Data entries
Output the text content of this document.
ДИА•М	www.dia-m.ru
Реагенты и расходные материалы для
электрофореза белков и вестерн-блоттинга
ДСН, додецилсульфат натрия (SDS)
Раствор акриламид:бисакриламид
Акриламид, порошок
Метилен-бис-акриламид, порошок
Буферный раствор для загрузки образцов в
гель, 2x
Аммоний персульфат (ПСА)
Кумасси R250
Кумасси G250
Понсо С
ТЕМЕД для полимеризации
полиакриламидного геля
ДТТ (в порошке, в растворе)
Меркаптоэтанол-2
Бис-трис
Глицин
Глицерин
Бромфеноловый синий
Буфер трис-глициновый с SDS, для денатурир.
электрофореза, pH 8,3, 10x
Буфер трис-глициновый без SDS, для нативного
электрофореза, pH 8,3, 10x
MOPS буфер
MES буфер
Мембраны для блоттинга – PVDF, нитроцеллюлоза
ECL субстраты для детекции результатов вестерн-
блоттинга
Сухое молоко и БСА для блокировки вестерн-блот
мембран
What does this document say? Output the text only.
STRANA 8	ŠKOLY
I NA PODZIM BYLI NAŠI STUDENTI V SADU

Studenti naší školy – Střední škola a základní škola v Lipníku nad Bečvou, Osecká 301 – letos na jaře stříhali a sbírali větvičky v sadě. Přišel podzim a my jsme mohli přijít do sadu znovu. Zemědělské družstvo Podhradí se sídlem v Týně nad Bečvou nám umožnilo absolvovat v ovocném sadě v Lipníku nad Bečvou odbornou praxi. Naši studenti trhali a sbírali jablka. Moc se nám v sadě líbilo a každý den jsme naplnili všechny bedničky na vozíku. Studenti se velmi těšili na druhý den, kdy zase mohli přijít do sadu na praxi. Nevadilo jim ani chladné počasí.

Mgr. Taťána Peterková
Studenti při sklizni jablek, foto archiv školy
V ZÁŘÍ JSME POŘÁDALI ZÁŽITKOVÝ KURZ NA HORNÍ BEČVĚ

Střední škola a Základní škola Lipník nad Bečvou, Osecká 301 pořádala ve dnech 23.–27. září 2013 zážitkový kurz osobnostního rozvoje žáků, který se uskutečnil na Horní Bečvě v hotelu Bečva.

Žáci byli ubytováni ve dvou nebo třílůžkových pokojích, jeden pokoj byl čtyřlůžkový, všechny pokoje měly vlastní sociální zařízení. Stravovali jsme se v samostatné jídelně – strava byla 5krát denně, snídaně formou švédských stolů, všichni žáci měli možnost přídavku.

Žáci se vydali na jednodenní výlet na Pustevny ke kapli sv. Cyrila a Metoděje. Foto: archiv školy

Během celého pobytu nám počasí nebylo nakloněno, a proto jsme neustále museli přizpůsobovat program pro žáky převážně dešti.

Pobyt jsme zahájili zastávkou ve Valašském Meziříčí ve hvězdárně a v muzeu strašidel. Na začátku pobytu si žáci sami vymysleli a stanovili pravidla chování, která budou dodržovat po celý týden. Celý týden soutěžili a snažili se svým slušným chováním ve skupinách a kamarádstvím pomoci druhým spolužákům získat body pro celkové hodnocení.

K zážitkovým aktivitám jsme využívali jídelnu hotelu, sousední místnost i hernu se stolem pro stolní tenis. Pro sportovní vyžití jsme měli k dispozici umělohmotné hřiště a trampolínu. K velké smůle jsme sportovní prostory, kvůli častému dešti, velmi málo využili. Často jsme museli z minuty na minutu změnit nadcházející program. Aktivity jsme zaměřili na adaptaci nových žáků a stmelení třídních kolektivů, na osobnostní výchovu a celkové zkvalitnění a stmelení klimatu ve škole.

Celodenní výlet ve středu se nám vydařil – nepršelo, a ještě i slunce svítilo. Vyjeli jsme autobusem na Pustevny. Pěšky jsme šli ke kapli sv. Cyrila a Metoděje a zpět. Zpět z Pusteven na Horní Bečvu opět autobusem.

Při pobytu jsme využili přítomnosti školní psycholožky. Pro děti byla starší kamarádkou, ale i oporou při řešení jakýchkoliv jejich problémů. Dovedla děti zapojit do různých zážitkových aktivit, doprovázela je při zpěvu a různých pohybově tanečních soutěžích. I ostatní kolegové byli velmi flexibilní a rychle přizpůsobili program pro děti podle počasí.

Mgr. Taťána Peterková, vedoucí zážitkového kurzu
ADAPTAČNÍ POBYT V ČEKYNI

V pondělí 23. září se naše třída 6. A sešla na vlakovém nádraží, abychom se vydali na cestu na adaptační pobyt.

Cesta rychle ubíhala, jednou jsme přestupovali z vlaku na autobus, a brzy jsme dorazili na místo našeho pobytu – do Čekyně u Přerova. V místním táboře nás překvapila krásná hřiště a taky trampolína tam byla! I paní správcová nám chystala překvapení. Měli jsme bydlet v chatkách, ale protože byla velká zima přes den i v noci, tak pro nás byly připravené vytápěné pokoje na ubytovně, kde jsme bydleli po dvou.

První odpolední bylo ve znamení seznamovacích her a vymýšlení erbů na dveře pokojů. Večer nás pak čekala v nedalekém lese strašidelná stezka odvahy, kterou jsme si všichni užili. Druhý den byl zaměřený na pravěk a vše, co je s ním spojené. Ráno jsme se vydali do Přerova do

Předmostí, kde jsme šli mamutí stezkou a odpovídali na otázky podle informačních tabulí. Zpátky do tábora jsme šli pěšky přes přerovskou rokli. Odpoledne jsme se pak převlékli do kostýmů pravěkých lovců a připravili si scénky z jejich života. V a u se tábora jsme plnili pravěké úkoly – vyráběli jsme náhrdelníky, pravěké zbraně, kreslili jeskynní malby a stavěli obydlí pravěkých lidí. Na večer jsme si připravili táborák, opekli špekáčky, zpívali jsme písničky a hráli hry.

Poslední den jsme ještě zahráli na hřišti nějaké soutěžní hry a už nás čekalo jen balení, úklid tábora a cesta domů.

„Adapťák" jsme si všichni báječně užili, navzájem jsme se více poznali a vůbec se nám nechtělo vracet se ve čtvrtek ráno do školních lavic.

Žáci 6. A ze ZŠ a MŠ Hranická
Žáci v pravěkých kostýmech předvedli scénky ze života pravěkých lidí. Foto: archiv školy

◆ Exercise brief
Repeat every line of the data, exactly and in full.

◆ Response to this exercise
Output the text content of this document.
ДИА•М	www.dia-m.ru
Реагенты и расходные материалы для
электрофореза белков и вестерн-блоттинга
ДСН, додецилсульфат натрия (SDS)
Раствор акриламид:бисакриламид
Акриламид, порошок
Метилен-бис-акриламид, порошок
Буферный раствор для загрузки образцов в
гель, 2x
Аммоний персульфат (ПСА)
Кумасси R250
Кумасси G250
Понсо С
ТЕМЕД для полимеризации
полиакриламидного геля
ДТТ (в порошке, в растворе)
Меркаптоэтанол-2
Бис-трис
Глицин
Глицерин
Бромфеноловый синий
Буфер трис-глициновый с SDS, для денатурир.
электрофореза, pH 8,3, 10x
Буфер трис-глициновый без SDS, для нативного
электрофореза, pH 8,3, 10x
MOPS буфер
MES буфер
Мембраны для блоттинга – PVDF, нитроцеллюлоза
ECL субстраты для детекции результатов вестерн-
блоттинга
Сухое молоко и БСА для блокировки вестерн-блот
мембран
What does this document say? Output the text only.
STRANA 8	ŠKOLY
I NA PODZIM BYLI NAŠI STUDENTI V SADU

Studenti naší školy – Střední škola a základní škola v Lipníku nad Bečvou, Osecká 301 – letos na jaře stříhali a sbírali větvičky v sadě. Přišel podzim a my jsme mohli přijít do sadu znovu. Zemědělské družstvo Podhradí se sídlem v Týně nad Bečvou nám umožnilo absolvovat v ovocném sadě v Lipníku nad Bečvou odbornou praxi. Naši studenti trhali a sbírali jablka. Moc se nám v sadě líbilo a každý den jsme naplnili všechny bedničky na vozíku. Studenti se velmi těšili na druhý den, kdy zase mohli přijít do sadu na praxi. Nevadilo jim ani chladné počasí.

Mgr. Taťána Peterková
Studenti při sklizni jablek, foto archiv školy
V ZÁŘÍ JSME POŘÁDALI ZÁŽITKOVÝ KURZ NA HORNÍ BEČVĚ

Střední škola a Základní škola Lipník nad Bečvou, Osecká 301 pořádala ve dnech 23.–27. září 2013 zážitkový kurz osobnostního rozvoje žáků, který se uskutečnil na Horní Bečvě v hotelu Bečva.

Žáci byli ubytováni ve dvou nebo třílůžkových pokojích, jeden pokoj byl čtyřlůžkový, všechny pokoje měly vlastní sociální zařízení. Stravovali jsme se v samostatné jídelně – strava byla 5krát denně, snídaně formou švédských stolů, všichni žáci měli možnost přídavku.

Žáci se vydali na jednodenní výlet na Pustevny ke kapli sv. Cyrila a Metoděje. Foto: archiv školy

Během celého pobytu nám počasí nebylo nakloněno, a proto jsme neustále museli přizpůsobovat program pro žáky převážně dešti.

Pobyt jsme zahájili zastávkou ve Valašském Meziříčí ve hvězdárně a v muzeu strašidel. Na začátku pobytu si žáci sami vymysleli a stanovili pravidla chování, která budou dodržovat po celý týden. Celý týden soutěžili a snažili se svým slušným chováním ve skupinách a kamarádstvím pomoci druhým spolužákům získat body pro celkové hodnocení.

K zážitkovým aktivitám jsme využívali jídelnu hotelu, sousední místnost i hernu se stolem pro stolní tenis. Pro sportovní vyžití jsme měli k dispozici umělohmotné hřiště a trampolínu. K velké smůle jsme sportovní prostory, kvůli častému dešti, velmi málo využili. Často jsme museli z minuty na minutu změnit nadcházející program. Aktivity jsme zaměřili na adaptaci nových žáků a stmelení třídních kolektivů, na osobnostní výchovu a celkové zkvalitnění a stmelení klimatu ve škole.

Celodenní výlet ve středu se nám vydařil – nepršelo, a ještě i slunce svítilo. Vyjeli jsme autobusem na Pustevny. Pěšky jsme šli ke kapli sv. Cyrila a Metoděje a zpět. Zpět z Pusteven na Horní Bečvu opět autobusem.

Při pobytu jsme využili přítomnosti školní psycholožky. Pro děti byla starší kamarádkou, ale i oporou při řešení jakýchkoliv jejich problémů. Dovedla děti zapojit do různých zážitkových aktivit, doprovázela je při zpěvu a různých pohybově tanečních soutěžích. I ostatní kolegové byli velmi flexibilní a rychle přizpůsobili program pro děti podle počasí.

Mgr. Taťána Peterková, vedoucí zážitkového kurzu
ADAPTAČNÍ POBYT V ČEKYNI

V pondělí 23. září se naše třída 6. A sešla na vlakovém nádraží, abychom se vydali na cestu na adaptační pobyt.

Cesta rychle ubíhala, jednou jsme přestupovali z vlaku na autobus, a brzy jsme dorazili na místo našeho pobytu – do Čekyně u Přerova. V místním táboře nás překvapila krásná hřiště a taky trampolína tam byla! I paní správcová nám chystala překvapení. Měli jsme bydlet v chatkách, ale protože byla velká zima přes den i v noci, tak pro nás byly připravené vytápěné pokoje na ubytovně, kde jsme bydleli po dvou.

První odpolední bylo ve znamení seznamovacích her a vymýšlení erbů na dveře pokojů. Večer nás pak čekala v nedalekém lese strašidelná stezka odvahy, kterou jsme si všichni užili. Druhý den byl zaměřený na pravěk a vše, co je s ním spojené. Ráno jsme se vydali do Přerova do

Předmostí, kde jsme šli mamutí stezkou a odpovídali na otázky podle informačních tabulí. Zpátky do tábora jsme šli pěšky přes přerovskou rokli. Odpoledne jsme se pak převlékli do kostýmů pravěkých lovců a připravili si scénky z jejich života. V a u se tábora jsme plnili pravěké úkoly – vyráběli jsme náhrdelníky, pravěké zbraně, kreslili jeskynní malby a stavěli obydlí pravěkých lidí. Na večer jsme si připravili táborák, opekli špekáčky, zpívali jsme písničky a hráli hry.

Poslední den jsme ještě zahráli na hřišti nějaké soutěžní hry a už nás čekalo jen balení, úklid tábora a cesta domů.

„Adapťák" jsme si všichni báječně užili, navzájem jsme se více poznali a vůbec se nám nechtělo vracet se ve čtvrtek ráno do školních lavic.

Žáci 6. A ze ZŠ a MŠ Hranická
Žáci v pravěkých kostýmech předvedli scénky ze života pravěkých lidí. Foto: archiv školy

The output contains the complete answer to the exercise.